:: Texto de referência ::
======

Abacates do Peru continuarão disponíveis no mercado americano até junho.
O mercado global de abacate é influenciado pela sazonalidade e pela qualidade do produto. Nesse contexto, o Peru se destaca como um importante polo de exportação entre maio e agosto, complementando a temporada mexicana. No entanto, a safra de abacate Hass de 2024 no Peru enfrentou desafios devido às condições climáticas adversas, que reduziram a produção e as exportações em 16% em comparação com o ano anterior, segundo Juan Carlos Paredes Rosales, presidente da ProHass.
A redução da oferta pode levar a preços mais altos, especialmente em mercados como os Estados Unidos e a Europa. No entanto, permanece a incerteza sobre se esse aumento compensará a queda no volume de produção. Estão em curso esforços para direcionar mais exportações para os Estados Unidos e a Europa, aproveitando o tamanho potencialmente menor dos abacates mexicanos e a expectativa de preços elevados.
Apesar dos desafios, há sinais positivos em algumas regiões, como a Serra, que apresenta uma campanha robusta com exportações semanais significativas de abacate Hass. Além disso, a abertura de novos mercados, como a Malásia, oferece oportunidades para a expansão das exportações peruanas de abacate.
Quanto aos preços, houve um aumento de 40 a 50% em comparação com o ano anterior, devido à redução da produção no México, ao menor tamanho das frutas na Califórnia e aos problemas de disponibilidade de água no Chile.
Para enfrentar os desafios de 2024, é fundamental manter a qualidade do produto, o que exige amadurecimento adequado e controle de pragas no campo. Além disso, a sustentabilidade do cultivo de abacate é essencial, envolvendo o uso responsável de recursos e avanços tecnológicos para monitorar e automatizar os processos.

======

:: Material de estudo ::
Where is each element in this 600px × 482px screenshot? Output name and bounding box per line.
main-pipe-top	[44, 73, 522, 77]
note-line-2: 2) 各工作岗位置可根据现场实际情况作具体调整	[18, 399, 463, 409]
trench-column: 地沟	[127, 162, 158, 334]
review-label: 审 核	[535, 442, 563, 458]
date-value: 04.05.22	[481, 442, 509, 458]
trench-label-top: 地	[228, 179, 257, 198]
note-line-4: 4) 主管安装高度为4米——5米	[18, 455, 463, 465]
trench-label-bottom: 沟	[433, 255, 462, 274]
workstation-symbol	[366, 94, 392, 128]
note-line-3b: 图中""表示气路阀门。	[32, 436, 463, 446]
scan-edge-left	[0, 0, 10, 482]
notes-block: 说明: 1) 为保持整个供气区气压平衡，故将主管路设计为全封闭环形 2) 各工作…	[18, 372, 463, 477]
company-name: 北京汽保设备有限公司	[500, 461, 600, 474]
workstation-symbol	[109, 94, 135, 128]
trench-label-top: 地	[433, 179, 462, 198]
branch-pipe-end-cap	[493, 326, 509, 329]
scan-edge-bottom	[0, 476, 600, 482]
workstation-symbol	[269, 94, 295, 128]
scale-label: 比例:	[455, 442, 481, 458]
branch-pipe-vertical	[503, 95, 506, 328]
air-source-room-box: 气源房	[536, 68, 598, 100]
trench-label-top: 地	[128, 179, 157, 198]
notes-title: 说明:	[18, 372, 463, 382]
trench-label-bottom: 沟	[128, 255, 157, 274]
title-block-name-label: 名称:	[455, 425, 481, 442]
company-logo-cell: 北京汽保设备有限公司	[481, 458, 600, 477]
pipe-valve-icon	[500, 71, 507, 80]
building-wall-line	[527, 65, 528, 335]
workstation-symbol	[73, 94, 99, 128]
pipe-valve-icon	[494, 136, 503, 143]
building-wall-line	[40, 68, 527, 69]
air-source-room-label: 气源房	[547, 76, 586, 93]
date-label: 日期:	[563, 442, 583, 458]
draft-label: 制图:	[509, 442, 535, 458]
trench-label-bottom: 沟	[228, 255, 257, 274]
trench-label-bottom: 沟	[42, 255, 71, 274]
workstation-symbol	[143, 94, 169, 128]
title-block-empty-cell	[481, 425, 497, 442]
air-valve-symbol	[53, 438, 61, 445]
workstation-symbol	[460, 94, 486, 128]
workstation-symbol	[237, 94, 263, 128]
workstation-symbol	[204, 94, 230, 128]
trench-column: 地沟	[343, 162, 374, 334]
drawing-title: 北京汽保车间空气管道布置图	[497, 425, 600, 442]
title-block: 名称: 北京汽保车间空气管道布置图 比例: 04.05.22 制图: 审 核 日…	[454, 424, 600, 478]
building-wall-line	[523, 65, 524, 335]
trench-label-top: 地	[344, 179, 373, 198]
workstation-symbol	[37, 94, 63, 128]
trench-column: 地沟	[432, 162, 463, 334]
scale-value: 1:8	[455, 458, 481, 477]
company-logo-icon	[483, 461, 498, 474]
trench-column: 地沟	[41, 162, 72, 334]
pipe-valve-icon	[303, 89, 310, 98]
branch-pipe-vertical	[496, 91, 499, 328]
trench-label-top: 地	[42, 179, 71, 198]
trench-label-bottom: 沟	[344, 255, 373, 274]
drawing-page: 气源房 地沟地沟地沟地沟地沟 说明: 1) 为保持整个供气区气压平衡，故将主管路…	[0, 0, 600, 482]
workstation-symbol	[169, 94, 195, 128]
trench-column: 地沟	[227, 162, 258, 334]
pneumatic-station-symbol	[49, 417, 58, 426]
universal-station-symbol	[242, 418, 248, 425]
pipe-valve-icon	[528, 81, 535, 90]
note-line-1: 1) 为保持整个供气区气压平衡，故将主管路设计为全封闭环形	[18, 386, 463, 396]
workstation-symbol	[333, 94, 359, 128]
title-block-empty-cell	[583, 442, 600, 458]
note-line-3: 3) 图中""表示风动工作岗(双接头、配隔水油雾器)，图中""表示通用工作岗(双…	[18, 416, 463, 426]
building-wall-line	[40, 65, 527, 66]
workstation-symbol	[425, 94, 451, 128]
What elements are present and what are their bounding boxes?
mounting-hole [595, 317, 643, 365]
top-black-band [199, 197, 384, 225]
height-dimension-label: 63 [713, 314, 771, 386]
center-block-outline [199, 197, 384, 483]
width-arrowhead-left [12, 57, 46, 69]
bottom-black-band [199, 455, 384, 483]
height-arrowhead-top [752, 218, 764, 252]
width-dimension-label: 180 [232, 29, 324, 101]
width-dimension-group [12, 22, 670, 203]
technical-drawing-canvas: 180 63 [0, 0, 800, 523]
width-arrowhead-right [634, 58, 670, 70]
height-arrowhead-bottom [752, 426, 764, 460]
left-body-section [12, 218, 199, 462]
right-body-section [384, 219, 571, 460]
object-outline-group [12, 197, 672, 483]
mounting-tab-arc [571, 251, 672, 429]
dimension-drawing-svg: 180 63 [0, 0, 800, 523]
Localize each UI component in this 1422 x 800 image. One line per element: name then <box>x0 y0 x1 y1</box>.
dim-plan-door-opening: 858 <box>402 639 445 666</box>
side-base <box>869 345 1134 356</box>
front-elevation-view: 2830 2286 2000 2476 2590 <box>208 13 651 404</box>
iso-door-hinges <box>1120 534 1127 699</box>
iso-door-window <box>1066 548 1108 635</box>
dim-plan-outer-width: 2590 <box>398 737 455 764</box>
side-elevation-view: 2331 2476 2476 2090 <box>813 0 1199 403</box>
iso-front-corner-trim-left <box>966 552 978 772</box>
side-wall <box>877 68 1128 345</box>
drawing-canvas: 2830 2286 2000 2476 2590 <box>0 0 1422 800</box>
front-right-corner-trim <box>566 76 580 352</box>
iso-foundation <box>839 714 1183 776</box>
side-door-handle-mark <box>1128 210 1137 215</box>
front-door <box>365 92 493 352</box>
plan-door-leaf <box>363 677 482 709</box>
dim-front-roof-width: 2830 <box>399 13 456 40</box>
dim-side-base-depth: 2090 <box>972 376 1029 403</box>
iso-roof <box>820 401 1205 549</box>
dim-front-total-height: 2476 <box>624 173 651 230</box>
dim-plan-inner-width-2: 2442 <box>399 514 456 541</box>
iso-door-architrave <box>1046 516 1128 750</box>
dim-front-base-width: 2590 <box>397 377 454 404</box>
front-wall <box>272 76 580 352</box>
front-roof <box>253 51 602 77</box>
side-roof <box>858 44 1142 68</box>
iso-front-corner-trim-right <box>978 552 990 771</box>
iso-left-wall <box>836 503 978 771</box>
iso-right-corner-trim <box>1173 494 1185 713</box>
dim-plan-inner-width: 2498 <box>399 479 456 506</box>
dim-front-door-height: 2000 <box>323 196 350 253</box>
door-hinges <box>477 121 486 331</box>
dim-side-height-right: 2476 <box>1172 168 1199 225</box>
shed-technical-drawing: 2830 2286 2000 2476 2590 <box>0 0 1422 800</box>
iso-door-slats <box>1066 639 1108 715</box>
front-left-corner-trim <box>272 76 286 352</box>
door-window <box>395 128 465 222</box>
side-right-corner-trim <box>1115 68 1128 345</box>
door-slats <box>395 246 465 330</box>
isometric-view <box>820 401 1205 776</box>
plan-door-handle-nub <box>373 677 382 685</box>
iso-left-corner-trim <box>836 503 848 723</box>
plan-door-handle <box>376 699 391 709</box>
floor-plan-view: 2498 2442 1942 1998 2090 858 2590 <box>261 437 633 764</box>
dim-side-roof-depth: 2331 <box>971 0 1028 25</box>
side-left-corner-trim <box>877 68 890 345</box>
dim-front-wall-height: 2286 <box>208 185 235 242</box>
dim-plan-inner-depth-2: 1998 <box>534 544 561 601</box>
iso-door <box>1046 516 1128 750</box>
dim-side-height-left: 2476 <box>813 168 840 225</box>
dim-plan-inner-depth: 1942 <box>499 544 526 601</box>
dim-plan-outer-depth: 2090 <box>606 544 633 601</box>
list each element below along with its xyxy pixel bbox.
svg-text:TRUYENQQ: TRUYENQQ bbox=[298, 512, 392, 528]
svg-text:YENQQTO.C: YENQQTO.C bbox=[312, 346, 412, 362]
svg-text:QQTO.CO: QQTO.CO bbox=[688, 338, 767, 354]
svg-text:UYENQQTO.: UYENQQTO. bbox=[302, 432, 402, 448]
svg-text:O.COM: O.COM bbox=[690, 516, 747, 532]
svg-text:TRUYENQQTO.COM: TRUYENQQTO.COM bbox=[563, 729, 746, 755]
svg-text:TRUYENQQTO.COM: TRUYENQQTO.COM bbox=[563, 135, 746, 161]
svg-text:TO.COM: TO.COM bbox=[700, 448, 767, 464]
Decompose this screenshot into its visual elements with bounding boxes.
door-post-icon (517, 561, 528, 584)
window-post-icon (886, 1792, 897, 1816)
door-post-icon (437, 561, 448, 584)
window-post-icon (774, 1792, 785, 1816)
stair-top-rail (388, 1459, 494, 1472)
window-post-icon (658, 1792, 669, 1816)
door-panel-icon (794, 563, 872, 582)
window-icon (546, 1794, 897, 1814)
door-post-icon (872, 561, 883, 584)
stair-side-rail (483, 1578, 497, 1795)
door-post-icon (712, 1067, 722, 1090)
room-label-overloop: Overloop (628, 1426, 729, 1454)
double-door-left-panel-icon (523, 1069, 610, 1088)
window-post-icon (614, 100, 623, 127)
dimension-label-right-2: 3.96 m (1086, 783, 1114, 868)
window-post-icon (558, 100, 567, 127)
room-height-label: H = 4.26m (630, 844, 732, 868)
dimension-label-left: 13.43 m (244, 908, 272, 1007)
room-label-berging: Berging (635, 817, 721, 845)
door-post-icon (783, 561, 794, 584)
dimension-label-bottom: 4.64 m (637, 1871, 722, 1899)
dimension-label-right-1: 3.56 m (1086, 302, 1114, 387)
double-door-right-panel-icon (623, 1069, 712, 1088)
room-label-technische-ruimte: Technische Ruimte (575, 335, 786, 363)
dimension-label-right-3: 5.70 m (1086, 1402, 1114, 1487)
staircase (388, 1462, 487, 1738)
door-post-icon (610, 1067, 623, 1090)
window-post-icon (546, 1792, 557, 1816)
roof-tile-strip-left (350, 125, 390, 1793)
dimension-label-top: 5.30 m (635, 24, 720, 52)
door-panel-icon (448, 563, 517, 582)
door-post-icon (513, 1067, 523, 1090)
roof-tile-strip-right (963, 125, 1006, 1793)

======

:: O que fazer ::
(1) Segundo o texto sobre os abacates do Peru, quem é o presidente da ProHass?
(2) Reproduza, por favor, o trecho do texto sobre os abacates do Peru começando em "Apesar dos desafios, há" e seguindo até "peruanas de abacate.".

:: Respostas às tarefas ::
(1) Juan Carlos Paredes Rosales.

(2)
Apesar dos desafios, há sinais positivos em algumas regiões, como a Serra, que apresenta uma campanha robusta com exportações semanais significativas de abacate Hass. Além disso, a abertura de novos mercados, como a Malásia, oferece oportunidades para a expansão das exportações peruanas de abacate.